§ RECORDS TO USE
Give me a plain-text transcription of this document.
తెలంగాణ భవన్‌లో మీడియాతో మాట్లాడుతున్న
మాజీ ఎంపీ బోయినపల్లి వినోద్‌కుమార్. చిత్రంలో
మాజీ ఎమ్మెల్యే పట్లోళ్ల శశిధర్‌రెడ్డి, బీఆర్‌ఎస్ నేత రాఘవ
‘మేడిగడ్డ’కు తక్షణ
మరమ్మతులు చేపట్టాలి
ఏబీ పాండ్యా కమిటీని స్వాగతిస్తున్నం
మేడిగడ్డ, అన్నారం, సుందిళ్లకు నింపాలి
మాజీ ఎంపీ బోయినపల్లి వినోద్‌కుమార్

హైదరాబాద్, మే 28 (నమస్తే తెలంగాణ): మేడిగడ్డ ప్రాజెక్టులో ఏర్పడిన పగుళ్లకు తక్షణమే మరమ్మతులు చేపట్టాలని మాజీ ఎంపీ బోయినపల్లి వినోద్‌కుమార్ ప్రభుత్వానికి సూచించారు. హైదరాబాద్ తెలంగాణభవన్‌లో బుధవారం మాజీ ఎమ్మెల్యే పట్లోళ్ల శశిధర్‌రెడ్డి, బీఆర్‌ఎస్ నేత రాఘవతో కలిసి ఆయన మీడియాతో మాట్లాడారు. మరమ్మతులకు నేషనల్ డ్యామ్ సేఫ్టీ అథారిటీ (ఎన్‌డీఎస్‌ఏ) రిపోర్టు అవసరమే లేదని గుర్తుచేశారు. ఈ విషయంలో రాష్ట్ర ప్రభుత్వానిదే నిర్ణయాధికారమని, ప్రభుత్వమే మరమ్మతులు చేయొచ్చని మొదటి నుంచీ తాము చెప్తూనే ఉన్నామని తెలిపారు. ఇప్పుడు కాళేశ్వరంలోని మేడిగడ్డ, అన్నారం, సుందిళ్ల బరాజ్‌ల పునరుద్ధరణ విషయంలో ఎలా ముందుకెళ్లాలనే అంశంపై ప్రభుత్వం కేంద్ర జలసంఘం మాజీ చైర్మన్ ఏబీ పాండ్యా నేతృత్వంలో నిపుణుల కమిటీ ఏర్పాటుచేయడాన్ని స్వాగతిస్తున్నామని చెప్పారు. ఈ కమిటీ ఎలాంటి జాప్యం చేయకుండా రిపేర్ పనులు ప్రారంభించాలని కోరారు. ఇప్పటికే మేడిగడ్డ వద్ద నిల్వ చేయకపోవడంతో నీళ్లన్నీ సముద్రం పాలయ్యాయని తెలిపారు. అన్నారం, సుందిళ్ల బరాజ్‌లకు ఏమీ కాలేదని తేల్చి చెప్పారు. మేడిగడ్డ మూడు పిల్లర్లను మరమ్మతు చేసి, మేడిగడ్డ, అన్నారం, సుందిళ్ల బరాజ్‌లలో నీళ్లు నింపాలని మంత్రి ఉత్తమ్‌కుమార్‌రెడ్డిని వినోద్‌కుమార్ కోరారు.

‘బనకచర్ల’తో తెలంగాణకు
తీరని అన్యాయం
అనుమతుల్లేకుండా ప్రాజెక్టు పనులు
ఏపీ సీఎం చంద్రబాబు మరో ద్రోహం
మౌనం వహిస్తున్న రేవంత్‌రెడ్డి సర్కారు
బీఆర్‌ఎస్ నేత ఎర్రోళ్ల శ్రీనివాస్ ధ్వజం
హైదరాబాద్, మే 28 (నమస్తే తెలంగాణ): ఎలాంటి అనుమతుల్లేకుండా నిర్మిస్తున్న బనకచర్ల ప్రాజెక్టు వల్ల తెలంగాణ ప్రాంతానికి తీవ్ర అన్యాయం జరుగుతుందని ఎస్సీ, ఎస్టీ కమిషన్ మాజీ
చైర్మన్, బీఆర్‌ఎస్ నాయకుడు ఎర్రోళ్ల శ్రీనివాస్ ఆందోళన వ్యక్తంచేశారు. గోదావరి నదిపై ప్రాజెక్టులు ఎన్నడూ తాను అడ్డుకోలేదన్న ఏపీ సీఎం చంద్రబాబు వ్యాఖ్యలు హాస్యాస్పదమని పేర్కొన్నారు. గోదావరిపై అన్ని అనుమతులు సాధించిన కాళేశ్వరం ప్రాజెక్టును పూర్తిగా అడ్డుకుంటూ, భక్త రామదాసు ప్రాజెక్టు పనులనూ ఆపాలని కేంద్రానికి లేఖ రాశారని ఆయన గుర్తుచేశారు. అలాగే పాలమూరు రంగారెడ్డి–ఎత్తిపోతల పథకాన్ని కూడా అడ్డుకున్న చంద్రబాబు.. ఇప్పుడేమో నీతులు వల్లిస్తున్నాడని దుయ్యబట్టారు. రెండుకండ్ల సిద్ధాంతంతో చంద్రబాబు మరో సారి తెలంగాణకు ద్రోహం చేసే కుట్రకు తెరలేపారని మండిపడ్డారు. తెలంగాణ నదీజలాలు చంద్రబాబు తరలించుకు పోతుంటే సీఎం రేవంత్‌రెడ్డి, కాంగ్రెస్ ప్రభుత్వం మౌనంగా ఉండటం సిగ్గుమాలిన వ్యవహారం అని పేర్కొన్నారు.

§ OBJECTIVE
Report how many lines in the data contain the word "బనకచర", with no words besides the number.

§ THE COMPLETED TASK
2